Layout element entries »
● ● ● ● ● ● ●

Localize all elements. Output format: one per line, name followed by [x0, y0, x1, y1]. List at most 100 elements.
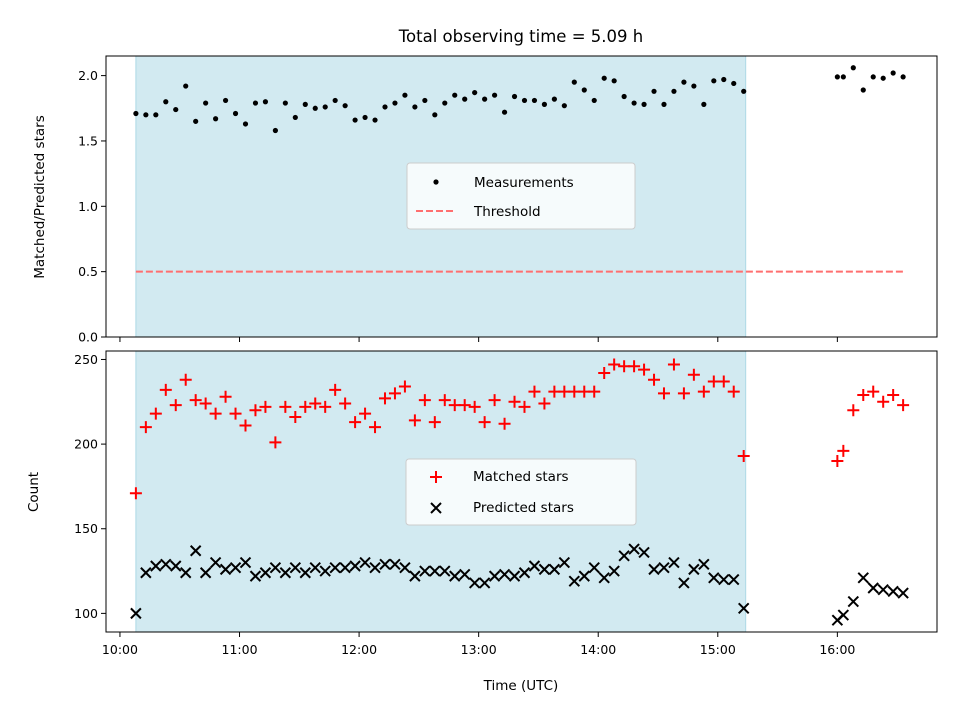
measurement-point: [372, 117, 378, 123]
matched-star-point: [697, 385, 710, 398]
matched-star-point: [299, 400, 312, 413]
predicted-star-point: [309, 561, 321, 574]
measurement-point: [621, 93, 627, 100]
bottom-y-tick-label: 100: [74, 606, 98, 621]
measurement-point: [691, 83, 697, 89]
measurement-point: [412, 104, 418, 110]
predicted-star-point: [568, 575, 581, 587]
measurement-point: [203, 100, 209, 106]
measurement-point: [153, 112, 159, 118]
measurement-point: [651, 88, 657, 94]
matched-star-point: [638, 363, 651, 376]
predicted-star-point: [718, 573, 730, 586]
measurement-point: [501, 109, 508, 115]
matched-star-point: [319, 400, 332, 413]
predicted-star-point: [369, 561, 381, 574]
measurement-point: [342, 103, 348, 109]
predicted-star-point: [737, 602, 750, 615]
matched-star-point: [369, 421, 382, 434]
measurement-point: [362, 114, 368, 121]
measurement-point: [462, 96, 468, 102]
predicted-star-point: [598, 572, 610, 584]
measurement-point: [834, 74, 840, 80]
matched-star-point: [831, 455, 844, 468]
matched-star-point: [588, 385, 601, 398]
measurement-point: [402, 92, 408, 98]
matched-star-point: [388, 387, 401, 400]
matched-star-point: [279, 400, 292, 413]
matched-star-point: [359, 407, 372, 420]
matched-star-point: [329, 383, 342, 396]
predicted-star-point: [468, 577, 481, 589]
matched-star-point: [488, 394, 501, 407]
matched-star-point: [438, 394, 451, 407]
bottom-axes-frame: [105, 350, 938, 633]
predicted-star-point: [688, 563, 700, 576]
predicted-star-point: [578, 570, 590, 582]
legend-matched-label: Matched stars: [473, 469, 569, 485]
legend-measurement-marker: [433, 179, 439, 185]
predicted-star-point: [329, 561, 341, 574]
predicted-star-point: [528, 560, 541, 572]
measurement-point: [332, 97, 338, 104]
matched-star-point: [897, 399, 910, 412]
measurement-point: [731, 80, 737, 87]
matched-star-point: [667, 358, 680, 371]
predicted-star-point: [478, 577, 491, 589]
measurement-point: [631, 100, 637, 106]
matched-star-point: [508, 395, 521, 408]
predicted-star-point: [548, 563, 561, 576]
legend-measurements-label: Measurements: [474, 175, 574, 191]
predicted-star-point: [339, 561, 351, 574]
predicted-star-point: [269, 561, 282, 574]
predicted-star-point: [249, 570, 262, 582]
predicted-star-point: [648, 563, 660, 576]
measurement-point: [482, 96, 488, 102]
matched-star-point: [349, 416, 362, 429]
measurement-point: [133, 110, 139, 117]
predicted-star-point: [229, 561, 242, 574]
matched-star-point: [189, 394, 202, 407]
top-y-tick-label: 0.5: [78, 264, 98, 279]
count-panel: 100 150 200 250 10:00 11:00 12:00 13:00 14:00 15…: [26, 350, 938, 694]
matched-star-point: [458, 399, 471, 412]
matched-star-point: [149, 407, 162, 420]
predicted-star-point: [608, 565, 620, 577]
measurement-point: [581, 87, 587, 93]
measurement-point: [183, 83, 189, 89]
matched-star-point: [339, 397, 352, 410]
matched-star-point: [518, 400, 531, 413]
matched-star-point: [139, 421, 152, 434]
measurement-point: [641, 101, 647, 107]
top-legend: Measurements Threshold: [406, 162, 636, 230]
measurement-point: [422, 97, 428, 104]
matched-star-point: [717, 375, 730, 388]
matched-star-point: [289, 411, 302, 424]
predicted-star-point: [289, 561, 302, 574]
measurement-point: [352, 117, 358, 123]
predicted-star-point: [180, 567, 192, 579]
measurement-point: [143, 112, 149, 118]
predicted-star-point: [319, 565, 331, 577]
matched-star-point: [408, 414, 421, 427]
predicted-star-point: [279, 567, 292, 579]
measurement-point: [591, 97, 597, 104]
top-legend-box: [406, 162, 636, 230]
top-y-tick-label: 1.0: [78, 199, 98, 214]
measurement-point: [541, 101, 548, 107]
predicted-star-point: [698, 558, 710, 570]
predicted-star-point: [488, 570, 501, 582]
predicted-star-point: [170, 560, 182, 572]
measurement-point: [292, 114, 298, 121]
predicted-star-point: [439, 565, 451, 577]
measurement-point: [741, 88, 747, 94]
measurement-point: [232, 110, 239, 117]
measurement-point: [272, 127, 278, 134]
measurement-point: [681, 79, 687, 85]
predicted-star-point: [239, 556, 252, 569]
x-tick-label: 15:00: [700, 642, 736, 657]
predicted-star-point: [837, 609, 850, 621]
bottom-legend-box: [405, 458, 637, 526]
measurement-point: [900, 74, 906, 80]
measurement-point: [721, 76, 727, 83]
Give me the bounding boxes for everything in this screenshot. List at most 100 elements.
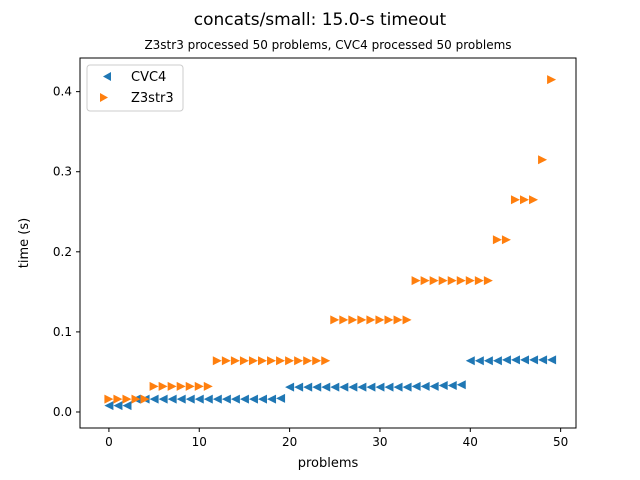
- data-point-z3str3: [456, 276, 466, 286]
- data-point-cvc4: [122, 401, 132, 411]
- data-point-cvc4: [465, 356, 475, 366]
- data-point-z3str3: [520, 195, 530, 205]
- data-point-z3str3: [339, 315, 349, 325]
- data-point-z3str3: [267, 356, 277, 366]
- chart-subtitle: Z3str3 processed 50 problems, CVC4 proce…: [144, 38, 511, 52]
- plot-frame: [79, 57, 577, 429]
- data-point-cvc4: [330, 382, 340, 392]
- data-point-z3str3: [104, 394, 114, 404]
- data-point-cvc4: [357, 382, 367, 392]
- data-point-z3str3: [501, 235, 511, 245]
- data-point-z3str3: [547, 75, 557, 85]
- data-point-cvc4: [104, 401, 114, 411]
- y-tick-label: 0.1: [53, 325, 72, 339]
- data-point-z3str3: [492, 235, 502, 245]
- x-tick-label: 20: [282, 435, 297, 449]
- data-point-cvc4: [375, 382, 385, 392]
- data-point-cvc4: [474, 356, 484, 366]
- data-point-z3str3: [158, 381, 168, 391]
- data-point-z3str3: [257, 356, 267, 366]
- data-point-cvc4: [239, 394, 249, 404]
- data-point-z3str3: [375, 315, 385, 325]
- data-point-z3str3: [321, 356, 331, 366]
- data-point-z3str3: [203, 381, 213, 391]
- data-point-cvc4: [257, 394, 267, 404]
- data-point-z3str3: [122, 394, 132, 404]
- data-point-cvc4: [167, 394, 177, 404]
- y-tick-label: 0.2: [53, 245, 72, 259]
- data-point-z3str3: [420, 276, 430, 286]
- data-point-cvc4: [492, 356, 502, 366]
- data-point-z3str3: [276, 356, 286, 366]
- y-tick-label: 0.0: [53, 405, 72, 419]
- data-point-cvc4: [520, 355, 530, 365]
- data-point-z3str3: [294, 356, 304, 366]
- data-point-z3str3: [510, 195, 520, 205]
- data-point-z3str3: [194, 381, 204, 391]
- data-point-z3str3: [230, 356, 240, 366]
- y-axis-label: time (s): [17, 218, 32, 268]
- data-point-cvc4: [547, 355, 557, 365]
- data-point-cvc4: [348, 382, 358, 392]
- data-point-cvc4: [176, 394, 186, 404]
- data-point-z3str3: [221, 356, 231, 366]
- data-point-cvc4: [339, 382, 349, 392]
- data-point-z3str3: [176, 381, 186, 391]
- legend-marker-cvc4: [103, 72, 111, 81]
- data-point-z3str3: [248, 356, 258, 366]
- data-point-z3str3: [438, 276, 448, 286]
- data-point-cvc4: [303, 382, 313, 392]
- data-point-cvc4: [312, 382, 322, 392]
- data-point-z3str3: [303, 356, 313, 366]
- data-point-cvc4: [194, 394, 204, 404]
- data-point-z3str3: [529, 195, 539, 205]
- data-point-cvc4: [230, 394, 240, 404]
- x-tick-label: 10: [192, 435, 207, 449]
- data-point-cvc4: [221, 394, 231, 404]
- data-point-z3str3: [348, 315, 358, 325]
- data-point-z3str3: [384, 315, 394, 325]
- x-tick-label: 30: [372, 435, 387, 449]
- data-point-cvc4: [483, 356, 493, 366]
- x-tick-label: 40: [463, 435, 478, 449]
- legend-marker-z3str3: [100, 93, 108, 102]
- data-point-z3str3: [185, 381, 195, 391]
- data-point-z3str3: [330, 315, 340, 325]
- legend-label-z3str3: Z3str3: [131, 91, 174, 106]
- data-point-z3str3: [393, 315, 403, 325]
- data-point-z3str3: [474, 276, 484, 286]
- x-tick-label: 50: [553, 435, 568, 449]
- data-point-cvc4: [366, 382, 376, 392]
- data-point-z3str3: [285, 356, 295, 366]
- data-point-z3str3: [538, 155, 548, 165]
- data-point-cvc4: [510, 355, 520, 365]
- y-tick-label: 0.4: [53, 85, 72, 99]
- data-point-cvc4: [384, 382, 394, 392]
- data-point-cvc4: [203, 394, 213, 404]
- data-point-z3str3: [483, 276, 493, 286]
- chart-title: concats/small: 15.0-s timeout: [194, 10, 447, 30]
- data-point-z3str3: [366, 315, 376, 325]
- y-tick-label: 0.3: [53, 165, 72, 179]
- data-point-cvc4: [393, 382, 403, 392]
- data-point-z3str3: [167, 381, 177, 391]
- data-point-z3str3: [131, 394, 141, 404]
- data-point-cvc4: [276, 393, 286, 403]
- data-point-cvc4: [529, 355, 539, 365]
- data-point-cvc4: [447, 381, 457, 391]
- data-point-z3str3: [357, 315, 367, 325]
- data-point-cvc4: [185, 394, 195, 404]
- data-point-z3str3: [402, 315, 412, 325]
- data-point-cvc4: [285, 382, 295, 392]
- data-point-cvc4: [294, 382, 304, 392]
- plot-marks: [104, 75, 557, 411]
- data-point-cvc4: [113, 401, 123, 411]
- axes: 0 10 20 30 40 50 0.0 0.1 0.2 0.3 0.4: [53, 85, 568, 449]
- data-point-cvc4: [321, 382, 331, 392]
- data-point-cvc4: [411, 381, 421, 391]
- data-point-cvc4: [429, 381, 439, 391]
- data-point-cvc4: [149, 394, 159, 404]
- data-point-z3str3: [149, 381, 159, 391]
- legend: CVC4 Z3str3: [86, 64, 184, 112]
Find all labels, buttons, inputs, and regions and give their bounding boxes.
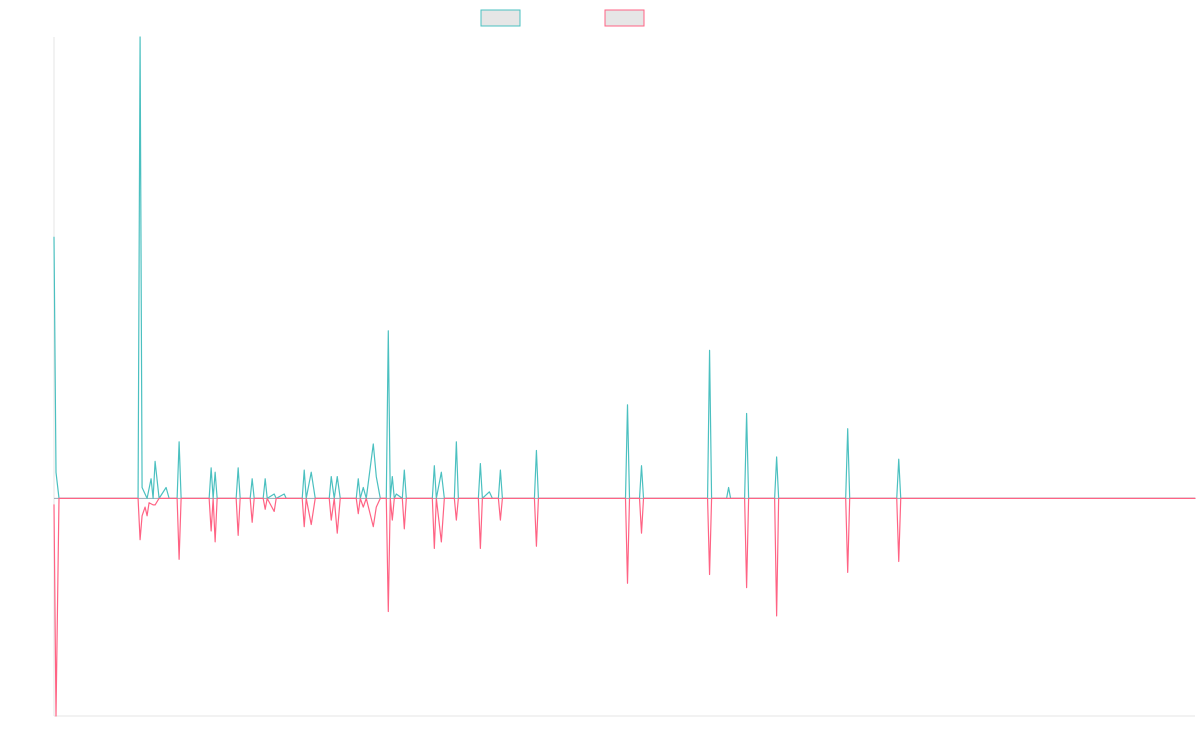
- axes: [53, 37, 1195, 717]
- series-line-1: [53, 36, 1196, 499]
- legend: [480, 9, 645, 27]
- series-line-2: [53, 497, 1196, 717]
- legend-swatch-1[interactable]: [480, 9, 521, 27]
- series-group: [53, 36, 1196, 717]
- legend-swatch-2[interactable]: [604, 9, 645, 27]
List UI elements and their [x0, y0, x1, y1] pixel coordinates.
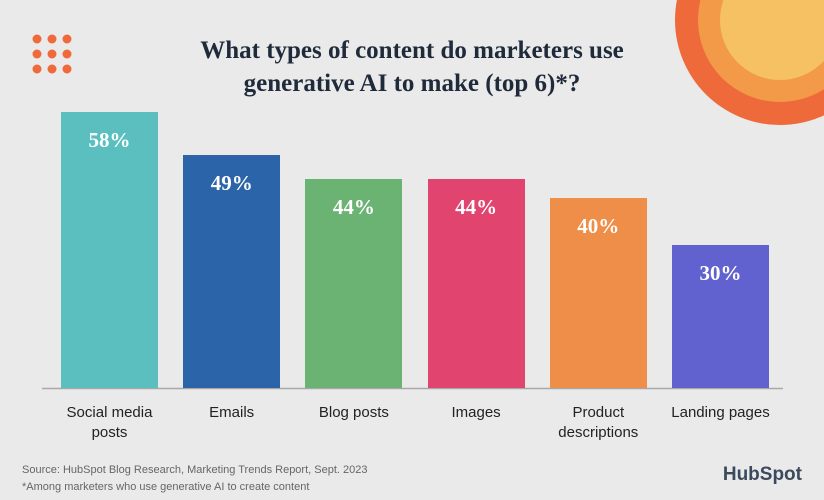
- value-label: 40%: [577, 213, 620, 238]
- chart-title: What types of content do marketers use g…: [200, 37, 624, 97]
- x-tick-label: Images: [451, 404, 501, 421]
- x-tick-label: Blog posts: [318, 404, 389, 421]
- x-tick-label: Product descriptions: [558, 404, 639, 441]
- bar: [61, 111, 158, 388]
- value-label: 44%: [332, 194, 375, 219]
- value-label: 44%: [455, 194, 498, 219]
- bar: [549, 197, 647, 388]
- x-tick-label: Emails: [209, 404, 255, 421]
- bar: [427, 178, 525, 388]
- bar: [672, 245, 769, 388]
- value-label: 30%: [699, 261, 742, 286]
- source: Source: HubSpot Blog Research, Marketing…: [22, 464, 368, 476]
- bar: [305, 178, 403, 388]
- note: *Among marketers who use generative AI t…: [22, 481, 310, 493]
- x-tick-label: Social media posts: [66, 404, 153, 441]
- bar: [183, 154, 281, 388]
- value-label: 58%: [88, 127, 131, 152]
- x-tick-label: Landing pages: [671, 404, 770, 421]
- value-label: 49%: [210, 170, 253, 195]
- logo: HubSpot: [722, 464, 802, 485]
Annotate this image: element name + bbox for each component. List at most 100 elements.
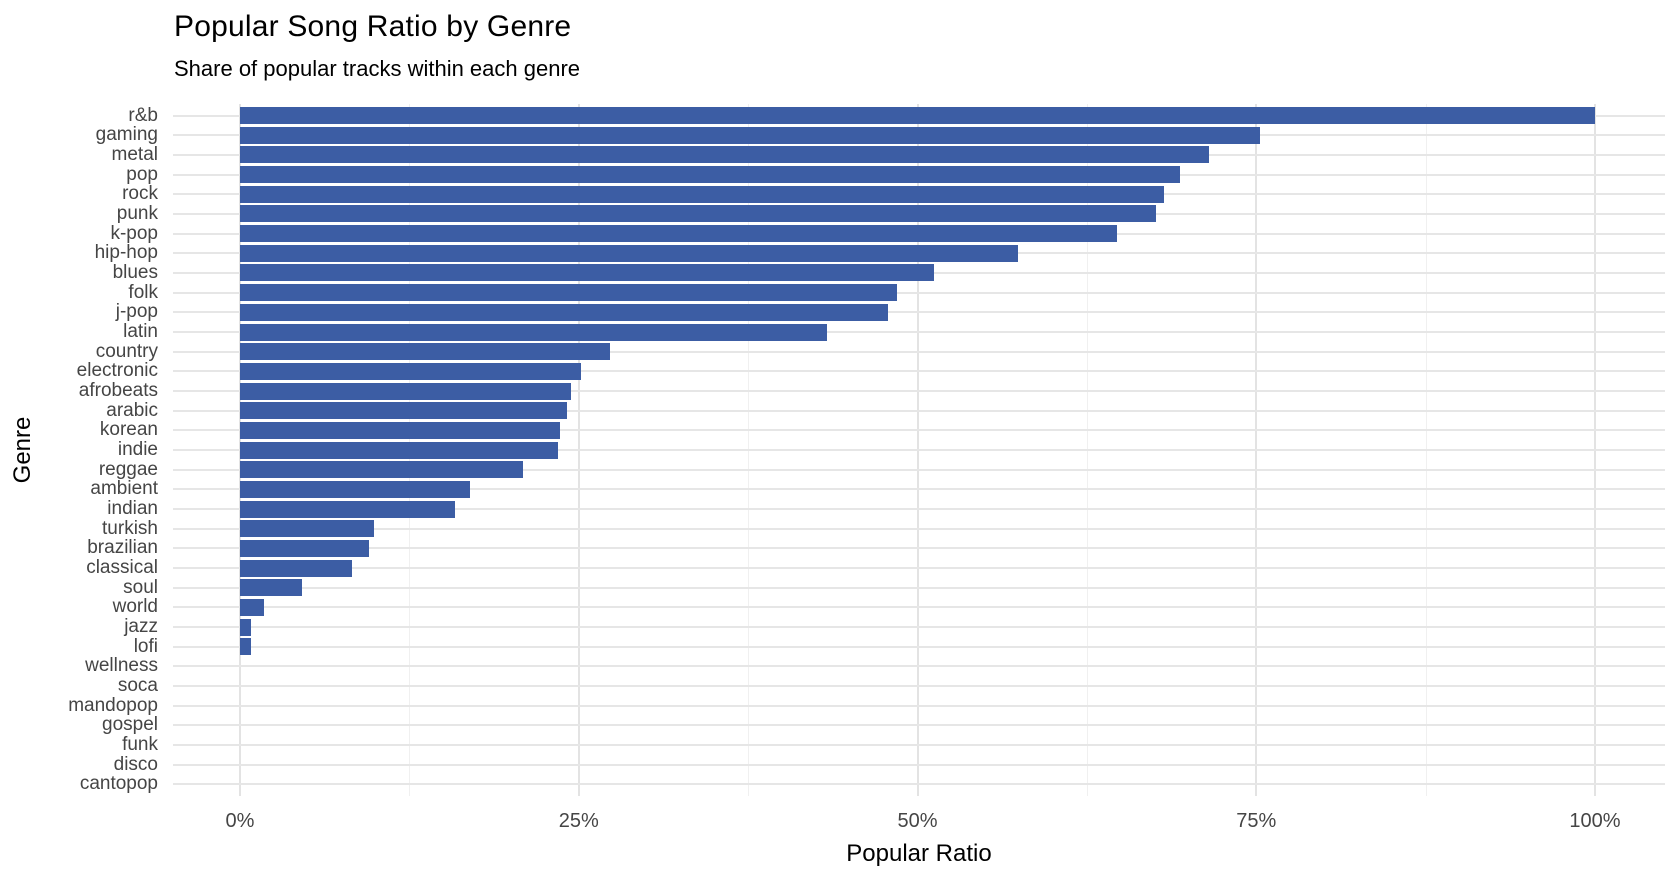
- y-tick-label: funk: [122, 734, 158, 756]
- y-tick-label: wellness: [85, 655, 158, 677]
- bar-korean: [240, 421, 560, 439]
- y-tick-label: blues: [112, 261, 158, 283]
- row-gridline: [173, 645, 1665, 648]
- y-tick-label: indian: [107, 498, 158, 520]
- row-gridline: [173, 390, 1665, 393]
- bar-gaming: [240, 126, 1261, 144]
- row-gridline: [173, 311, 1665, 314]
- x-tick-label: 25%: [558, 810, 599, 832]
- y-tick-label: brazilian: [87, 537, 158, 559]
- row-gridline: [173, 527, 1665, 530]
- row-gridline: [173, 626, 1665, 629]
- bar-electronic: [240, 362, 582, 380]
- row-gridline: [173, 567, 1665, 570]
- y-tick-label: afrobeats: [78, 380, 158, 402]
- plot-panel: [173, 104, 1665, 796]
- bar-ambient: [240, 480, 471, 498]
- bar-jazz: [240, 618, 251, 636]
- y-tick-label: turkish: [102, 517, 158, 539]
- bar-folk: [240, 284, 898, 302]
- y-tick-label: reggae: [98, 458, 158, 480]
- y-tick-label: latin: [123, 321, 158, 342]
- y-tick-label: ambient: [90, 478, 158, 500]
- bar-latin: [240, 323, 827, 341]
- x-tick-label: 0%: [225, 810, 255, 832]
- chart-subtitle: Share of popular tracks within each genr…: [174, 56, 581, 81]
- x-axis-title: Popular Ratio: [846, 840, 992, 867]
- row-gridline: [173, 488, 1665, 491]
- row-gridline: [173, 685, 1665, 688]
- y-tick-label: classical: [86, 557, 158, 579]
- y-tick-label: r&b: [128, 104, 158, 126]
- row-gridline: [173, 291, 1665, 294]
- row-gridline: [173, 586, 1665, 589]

● ● ● ● ● ● ●

Short exercise » Copy the records word for word, starting at the line containing "- value-label: 40%: [577, 213, 620, 238]" and ending at the line containing "- value-label: 49%: [210, 170, 253, 195]".

Result of the exercise »
- value-label: 40%: [577, 213, 620, 238]
- chart-title: What types of content do marketers use g…: [200, 37, 624, 97]
- x-tick-label: Images: [451, 404, 501, 421]
- x-tick-label: Blog posts: [318, 404, 389, 421]
- x-tick-label: Product descriptions: [558, 404, 639, 441]
- bar: [61, 111, 158, 388]
- value-label: 44%: [332, 194, 375, 219]
- value-label: 44%: [455, 194, 498, 219]
- bar: [549, 197, 647, 388]
- x-tick-label: Emails: [209, 404, 255, 421]
- bar: [427, 178, 525, 388]
- bar: [672, 245, 769, 388]
- value-label: 30%: [699, 261, 742, 286]
- source: Source: HubSpot Blog Research, Marketing…: [22, 464, 368, 476]
- bar: [305, 178, 403, 388]
- note: *Among marketers who use generative AI t…: [22, 481, 310, 493]
- x-tick-label: Social media posts: [66, 404, 153, 441]
- bar: [183, 154, 281, 388]
- value-label: 58%: [88, 127, 131, 152]
- x-tick-label: Landing pages: [671, 404, 770, 421]
- value-label: 49%: [210, 170, 253, 195]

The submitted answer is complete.